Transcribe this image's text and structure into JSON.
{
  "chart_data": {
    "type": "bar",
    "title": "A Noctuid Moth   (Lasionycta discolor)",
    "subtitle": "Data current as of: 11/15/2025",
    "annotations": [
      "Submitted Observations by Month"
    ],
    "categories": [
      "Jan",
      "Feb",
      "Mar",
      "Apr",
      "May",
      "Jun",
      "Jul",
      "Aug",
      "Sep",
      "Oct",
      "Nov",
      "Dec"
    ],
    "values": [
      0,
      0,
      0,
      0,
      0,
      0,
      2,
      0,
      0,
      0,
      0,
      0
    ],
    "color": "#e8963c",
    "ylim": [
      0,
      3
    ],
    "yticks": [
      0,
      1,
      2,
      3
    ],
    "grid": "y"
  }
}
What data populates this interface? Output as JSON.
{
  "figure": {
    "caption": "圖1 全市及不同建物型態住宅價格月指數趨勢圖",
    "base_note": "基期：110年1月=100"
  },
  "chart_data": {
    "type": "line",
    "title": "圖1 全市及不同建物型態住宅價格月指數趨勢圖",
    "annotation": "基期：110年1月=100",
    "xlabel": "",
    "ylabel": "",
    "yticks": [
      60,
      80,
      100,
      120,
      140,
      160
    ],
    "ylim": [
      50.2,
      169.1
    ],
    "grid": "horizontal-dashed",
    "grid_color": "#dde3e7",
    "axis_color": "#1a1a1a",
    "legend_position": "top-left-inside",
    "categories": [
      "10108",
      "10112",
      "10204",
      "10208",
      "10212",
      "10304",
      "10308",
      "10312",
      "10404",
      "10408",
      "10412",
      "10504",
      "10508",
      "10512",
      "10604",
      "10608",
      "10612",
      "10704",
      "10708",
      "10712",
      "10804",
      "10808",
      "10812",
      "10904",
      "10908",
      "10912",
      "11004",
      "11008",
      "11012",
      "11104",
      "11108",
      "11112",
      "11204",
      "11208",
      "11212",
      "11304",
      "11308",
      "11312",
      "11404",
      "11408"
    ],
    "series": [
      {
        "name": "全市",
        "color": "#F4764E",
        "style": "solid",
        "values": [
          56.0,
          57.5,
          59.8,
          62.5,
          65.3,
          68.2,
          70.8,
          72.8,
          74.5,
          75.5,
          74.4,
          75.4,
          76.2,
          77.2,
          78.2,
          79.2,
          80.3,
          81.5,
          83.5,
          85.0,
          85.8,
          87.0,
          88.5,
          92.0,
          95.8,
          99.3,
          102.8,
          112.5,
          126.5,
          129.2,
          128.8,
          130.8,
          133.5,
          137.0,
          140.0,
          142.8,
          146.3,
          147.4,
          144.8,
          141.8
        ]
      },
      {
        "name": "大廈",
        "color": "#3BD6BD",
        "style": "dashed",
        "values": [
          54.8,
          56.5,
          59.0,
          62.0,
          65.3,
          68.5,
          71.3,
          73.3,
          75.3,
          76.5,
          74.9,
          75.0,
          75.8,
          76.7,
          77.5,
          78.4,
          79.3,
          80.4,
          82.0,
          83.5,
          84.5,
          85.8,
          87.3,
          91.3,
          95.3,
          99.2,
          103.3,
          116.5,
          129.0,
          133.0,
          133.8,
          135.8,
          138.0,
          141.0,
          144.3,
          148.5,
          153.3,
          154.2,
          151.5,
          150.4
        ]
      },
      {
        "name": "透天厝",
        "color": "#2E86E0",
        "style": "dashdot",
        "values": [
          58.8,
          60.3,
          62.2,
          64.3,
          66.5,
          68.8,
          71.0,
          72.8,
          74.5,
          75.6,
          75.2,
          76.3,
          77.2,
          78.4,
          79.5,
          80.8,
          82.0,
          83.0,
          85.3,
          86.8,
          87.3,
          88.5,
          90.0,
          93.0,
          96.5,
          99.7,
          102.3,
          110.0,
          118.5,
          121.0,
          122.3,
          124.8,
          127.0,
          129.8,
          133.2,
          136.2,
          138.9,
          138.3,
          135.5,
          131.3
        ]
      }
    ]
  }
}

....

(WHAT IS EXPECTED) The string "全市及不同建物型態住宅價格月指數趨勢圖" may appear in lines of the listing above; tally those lines and give the number only.

(RESULT BELOW) 2